SET EXERCISE: Give the number of lines in the data that hold the string "change". Nothing else is needed.

PROVIDED DATA:
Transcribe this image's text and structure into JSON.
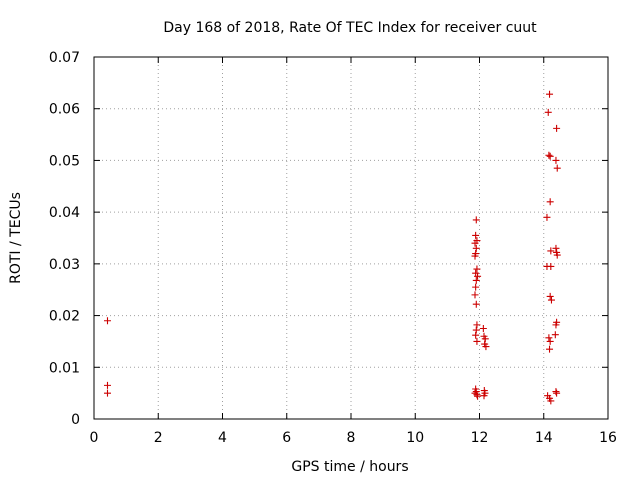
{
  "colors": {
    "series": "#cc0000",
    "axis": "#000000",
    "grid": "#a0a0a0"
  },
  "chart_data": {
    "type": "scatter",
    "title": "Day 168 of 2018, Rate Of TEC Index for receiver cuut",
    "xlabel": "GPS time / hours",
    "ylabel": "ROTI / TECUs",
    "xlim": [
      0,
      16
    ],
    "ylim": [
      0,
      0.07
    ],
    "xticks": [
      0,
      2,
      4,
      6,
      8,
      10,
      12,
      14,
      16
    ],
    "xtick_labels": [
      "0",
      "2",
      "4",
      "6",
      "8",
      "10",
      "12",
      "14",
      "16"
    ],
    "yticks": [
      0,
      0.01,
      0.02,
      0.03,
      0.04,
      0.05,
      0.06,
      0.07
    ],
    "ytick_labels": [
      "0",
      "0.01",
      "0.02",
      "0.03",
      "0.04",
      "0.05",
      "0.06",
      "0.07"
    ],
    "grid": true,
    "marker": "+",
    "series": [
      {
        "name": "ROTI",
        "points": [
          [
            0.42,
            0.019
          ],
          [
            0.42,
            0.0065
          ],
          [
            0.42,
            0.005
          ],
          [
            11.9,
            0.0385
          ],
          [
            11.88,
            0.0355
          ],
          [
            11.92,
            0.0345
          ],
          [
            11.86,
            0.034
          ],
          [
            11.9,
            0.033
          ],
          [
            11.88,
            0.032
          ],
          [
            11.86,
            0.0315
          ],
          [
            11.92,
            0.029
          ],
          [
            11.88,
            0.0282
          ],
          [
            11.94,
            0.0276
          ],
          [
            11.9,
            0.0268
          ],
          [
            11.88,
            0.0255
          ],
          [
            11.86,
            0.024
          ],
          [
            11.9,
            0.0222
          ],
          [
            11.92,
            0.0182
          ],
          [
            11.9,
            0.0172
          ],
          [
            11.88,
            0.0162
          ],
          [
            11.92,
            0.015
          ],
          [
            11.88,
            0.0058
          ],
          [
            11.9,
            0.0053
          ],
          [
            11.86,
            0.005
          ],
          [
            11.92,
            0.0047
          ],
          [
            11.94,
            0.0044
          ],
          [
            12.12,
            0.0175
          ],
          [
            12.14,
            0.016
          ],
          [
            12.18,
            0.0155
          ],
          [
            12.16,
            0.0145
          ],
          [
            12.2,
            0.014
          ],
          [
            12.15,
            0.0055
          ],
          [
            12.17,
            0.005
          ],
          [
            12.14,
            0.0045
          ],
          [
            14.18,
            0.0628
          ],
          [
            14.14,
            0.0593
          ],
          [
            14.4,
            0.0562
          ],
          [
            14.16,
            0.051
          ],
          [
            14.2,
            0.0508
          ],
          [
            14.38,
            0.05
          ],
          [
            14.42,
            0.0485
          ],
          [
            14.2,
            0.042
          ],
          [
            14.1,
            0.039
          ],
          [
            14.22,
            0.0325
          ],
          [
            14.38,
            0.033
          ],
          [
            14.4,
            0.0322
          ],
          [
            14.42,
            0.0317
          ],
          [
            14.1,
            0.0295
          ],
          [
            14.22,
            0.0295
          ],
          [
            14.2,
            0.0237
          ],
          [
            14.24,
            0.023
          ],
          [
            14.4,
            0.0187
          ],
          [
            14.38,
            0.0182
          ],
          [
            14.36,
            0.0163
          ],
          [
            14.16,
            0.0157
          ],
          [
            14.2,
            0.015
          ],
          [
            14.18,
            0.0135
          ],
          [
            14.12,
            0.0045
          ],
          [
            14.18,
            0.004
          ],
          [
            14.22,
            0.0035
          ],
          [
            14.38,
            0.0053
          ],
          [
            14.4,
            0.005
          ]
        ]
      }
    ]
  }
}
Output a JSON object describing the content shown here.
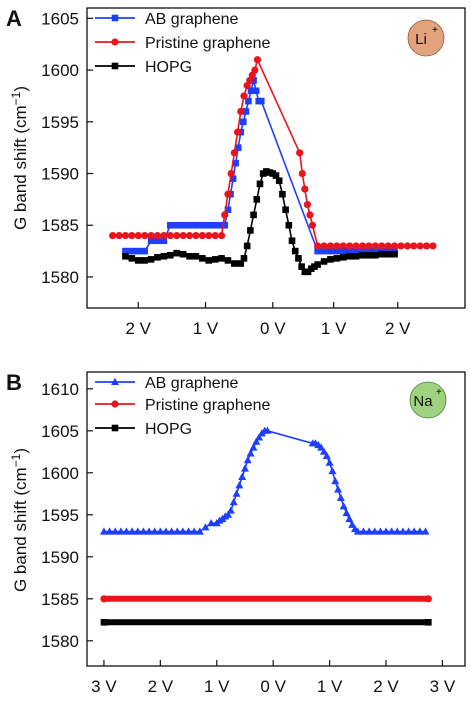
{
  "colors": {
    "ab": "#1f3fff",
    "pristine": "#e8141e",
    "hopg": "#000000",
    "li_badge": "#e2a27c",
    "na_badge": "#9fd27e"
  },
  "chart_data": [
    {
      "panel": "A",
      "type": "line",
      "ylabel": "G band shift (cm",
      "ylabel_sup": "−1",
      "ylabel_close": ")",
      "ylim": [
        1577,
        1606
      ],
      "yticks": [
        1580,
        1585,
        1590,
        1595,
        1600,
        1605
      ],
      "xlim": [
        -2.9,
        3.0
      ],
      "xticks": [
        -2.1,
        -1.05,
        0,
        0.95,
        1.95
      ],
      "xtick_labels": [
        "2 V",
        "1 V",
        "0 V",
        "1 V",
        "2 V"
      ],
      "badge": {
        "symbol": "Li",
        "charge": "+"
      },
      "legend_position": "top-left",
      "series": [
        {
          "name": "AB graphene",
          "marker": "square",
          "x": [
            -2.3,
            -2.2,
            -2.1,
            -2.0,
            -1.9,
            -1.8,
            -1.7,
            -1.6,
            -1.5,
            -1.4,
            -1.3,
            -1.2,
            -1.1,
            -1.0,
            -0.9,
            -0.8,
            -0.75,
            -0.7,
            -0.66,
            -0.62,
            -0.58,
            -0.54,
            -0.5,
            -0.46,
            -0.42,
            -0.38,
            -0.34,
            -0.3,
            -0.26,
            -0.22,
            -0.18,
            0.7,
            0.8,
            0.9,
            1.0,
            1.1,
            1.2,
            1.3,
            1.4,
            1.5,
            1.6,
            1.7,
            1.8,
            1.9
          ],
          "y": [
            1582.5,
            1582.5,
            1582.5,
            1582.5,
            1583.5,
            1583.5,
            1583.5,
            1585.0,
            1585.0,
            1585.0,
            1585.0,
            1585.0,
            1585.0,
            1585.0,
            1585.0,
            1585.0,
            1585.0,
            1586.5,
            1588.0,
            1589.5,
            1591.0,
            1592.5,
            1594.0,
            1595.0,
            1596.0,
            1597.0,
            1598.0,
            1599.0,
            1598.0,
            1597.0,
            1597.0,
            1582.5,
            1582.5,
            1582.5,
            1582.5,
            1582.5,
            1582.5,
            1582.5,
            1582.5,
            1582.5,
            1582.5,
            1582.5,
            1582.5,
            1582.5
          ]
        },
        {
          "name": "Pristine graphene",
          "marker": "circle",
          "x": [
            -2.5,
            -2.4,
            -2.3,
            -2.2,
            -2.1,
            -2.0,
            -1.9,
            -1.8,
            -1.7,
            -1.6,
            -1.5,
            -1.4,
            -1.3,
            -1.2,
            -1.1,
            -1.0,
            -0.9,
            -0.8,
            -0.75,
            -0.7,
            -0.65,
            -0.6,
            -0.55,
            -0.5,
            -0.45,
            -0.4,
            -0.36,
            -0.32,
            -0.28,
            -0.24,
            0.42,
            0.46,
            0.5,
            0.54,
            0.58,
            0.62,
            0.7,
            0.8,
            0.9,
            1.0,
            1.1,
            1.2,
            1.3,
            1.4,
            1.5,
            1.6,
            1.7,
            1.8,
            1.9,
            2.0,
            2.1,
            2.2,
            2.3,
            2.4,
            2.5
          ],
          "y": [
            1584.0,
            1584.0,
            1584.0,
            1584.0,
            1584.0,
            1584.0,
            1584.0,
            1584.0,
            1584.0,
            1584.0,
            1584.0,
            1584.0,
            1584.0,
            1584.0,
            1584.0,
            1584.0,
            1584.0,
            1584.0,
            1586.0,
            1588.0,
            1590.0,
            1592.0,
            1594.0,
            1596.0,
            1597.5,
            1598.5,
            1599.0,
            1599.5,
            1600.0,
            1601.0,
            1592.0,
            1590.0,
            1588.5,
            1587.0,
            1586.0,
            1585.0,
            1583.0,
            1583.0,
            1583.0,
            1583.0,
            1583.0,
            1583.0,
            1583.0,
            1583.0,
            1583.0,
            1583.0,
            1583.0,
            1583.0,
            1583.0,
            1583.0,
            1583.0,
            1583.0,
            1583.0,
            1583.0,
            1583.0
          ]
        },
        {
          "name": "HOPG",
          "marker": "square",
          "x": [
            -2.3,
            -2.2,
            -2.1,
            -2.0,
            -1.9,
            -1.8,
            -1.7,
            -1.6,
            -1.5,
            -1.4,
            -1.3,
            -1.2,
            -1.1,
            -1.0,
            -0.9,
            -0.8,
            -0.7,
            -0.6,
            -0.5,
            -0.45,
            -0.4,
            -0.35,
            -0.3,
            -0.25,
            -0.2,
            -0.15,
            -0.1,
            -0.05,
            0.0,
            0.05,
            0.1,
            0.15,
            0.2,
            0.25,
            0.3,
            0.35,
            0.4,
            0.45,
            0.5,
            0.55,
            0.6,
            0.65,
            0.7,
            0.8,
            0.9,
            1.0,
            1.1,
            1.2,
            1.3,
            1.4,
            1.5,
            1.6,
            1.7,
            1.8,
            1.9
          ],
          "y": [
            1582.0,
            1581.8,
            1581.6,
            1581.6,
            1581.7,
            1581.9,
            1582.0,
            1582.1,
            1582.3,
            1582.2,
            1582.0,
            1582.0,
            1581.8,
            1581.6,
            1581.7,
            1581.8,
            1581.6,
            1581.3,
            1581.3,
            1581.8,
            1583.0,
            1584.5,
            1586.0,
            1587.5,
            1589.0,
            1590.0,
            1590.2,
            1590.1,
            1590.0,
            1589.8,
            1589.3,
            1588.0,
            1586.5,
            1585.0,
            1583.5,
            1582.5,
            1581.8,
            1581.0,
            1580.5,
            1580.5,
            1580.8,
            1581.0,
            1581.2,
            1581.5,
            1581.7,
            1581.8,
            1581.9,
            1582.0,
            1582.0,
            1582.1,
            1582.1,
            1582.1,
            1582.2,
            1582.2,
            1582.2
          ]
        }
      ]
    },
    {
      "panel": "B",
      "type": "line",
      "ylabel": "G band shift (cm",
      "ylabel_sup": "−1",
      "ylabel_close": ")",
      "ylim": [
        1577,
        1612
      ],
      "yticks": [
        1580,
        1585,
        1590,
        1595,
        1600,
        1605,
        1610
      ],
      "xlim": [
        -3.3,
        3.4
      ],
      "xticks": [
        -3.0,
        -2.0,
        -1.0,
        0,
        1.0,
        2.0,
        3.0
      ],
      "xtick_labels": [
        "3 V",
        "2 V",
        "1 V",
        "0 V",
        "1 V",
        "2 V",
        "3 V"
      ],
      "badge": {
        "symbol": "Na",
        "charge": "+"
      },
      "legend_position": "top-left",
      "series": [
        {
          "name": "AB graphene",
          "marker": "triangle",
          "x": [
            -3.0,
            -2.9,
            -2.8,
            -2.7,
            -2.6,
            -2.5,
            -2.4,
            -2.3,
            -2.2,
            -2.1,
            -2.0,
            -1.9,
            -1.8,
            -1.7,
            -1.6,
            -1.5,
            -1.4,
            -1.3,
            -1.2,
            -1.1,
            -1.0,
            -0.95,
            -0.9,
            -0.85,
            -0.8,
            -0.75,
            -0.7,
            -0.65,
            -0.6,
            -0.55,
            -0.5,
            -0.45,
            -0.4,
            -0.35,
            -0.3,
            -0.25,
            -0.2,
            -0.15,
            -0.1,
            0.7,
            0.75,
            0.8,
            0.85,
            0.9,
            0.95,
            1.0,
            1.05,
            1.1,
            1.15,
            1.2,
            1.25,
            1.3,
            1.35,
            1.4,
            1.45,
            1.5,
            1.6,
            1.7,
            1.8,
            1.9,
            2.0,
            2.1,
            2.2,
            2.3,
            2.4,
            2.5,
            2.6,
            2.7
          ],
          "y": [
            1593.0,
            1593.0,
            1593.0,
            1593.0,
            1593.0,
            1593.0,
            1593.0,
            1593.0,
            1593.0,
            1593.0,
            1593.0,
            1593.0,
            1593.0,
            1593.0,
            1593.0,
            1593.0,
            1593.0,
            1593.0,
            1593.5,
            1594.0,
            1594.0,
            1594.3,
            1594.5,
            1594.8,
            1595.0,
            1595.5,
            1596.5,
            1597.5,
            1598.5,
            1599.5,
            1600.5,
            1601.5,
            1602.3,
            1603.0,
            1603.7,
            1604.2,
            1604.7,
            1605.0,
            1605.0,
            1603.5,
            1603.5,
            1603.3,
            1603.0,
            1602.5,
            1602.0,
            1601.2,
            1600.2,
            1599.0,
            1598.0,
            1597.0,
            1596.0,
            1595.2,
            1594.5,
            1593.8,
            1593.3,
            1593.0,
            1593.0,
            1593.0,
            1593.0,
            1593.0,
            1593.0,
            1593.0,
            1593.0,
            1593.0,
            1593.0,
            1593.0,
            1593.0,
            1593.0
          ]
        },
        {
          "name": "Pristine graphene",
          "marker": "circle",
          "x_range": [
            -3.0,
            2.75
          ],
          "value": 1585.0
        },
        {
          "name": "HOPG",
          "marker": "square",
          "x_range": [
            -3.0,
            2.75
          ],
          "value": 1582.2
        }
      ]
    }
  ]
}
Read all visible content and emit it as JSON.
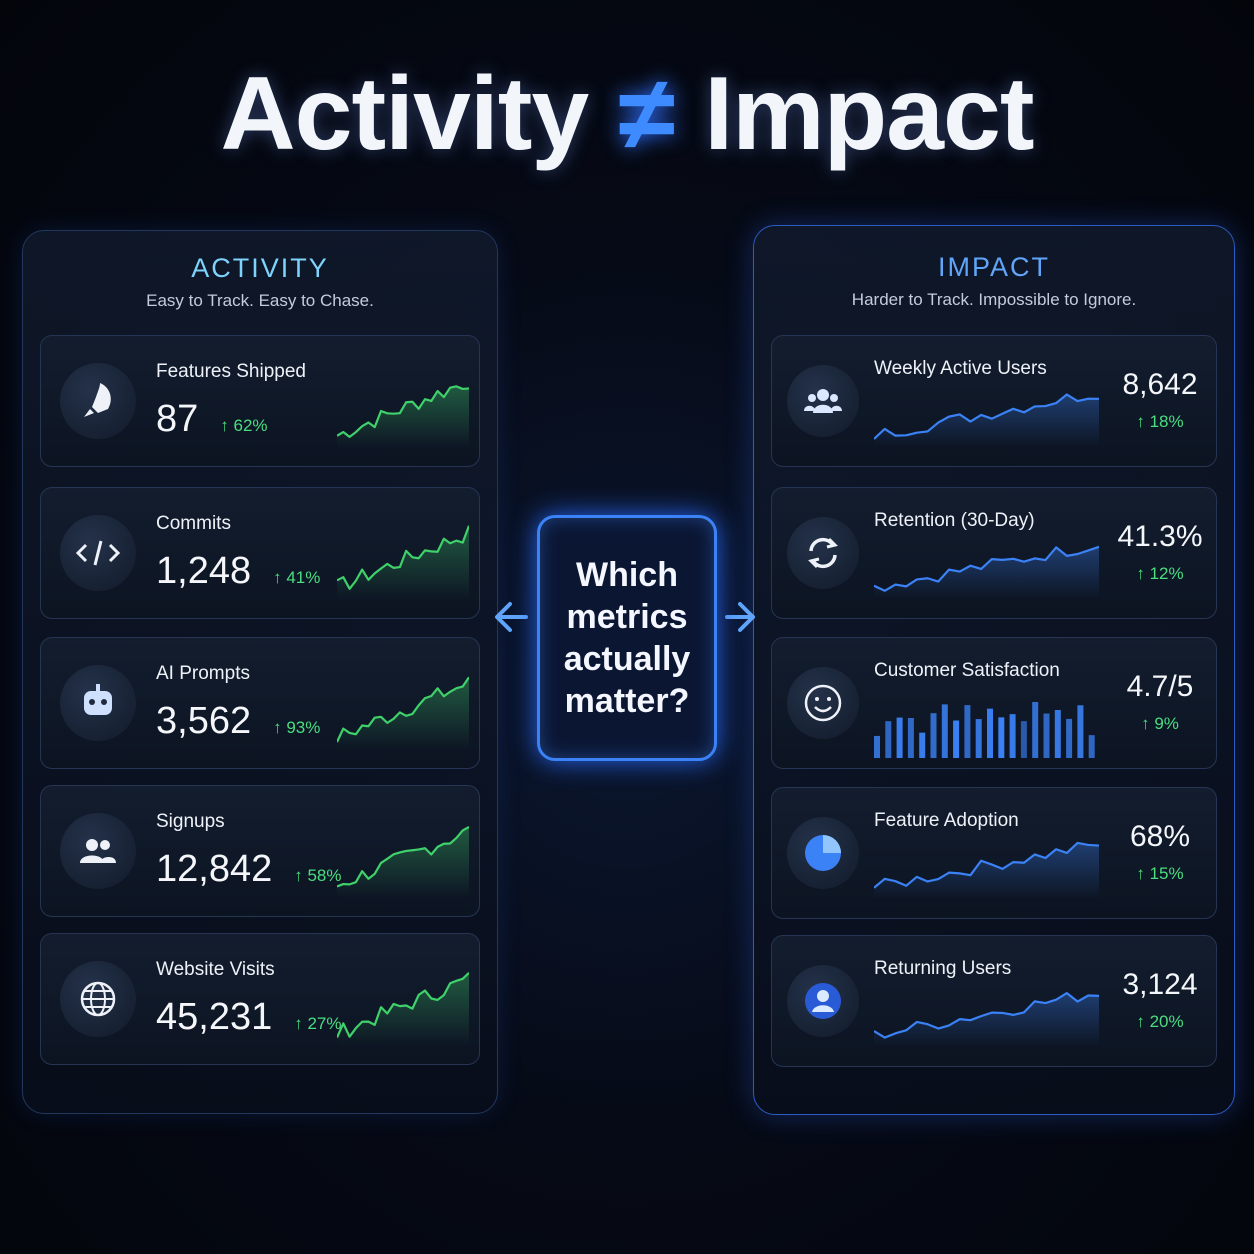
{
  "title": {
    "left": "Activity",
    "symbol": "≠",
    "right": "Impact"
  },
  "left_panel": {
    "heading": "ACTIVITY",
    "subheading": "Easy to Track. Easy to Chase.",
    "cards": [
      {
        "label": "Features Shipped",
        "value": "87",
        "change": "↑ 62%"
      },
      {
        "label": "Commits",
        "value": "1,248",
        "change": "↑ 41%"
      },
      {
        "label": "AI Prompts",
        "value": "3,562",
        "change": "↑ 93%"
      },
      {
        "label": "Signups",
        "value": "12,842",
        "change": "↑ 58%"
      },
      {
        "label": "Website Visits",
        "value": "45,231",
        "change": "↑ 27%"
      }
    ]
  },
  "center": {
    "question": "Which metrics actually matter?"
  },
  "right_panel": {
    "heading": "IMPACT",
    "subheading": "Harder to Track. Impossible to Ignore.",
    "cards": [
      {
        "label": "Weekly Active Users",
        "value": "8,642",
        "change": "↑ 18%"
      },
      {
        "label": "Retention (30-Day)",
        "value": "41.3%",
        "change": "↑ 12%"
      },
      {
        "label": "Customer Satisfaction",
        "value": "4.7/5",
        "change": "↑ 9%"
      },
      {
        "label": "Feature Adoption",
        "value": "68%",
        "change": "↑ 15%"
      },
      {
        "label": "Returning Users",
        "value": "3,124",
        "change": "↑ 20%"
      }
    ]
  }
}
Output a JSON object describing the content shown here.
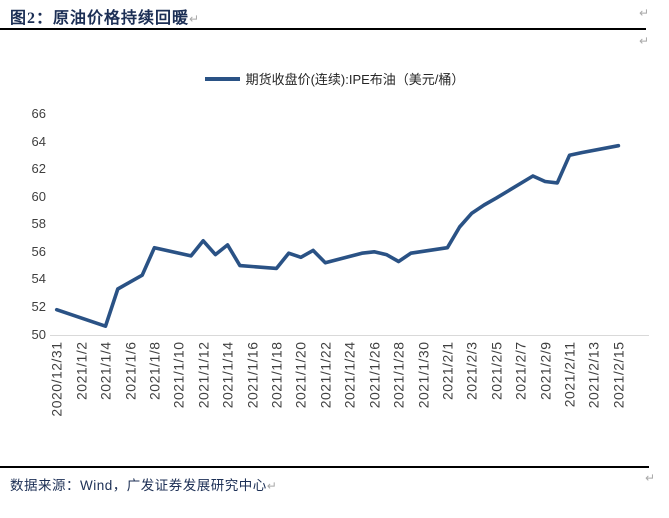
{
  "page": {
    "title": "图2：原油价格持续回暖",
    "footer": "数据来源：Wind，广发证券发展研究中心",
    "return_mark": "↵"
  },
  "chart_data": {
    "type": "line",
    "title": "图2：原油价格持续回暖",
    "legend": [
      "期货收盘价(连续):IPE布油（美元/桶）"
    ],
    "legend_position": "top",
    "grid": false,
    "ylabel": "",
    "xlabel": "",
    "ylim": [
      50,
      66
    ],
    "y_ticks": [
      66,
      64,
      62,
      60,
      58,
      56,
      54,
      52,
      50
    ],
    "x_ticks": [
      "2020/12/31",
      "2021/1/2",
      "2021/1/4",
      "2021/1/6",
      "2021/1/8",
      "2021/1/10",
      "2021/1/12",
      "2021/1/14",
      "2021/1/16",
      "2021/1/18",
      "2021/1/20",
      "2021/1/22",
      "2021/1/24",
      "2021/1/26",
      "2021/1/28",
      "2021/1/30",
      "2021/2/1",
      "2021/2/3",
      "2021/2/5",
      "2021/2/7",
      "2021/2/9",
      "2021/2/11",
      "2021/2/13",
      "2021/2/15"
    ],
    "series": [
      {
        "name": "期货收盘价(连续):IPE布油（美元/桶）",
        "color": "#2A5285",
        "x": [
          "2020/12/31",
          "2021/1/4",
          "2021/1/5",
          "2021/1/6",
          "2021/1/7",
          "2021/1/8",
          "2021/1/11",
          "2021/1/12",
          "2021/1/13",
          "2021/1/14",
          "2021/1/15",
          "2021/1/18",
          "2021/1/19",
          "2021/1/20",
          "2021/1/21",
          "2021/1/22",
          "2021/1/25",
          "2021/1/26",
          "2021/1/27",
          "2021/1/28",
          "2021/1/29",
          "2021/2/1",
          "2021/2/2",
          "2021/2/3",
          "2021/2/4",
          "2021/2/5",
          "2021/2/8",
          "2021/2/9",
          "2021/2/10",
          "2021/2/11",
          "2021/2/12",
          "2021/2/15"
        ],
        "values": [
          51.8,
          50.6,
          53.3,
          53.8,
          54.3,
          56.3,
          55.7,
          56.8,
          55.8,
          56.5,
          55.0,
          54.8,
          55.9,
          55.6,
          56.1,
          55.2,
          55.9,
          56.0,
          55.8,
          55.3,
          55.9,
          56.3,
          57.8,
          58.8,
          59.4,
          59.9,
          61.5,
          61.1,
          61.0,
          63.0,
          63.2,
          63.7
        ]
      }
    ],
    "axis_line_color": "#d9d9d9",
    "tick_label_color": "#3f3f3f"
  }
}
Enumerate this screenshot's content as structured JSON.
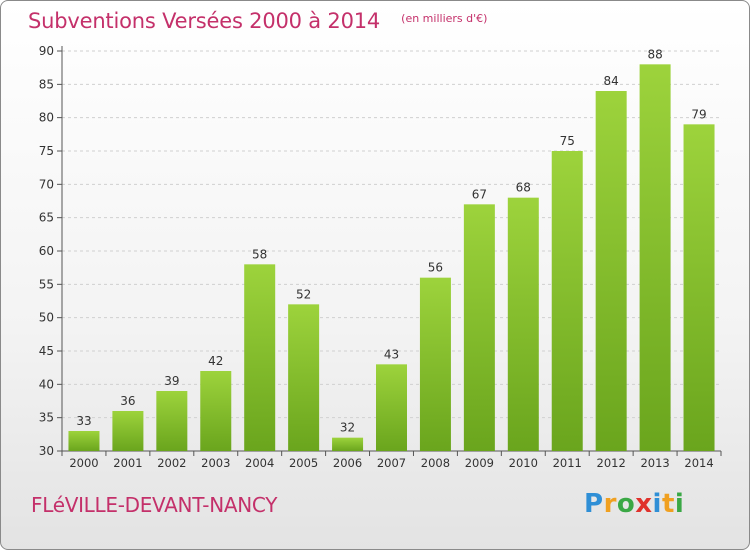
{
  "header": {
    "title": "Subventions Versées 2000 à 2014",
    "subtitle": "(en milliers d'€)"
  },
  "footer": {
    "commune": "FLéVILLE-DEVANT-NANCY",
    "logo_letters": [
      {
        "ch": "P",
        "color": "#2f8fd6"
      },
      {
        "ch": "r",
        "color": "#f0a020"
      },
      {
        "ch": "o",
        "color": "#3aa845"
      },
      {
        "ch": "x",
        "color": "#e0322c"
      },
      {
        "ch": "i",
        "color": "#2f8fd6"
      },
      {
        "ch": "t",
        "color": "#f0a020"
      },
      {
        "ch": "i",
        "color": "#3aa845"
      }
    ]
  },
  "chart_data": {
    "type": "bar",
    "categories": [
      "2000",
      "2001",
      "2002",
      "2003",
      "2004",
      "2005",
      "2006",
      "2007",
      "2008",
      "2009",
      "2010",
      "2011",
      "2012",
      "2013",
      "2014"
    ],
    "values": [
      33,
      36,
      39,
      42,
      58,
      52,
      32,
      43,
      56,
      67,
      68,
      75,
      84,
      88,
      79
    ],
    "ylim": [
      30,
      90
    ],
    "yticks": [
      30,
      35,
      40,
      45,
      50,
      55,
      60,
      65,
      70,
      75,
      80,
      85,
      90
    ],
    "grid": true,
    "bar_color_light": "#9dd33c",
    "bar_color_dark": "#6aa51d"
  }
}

CORRECT RESPONSE: 10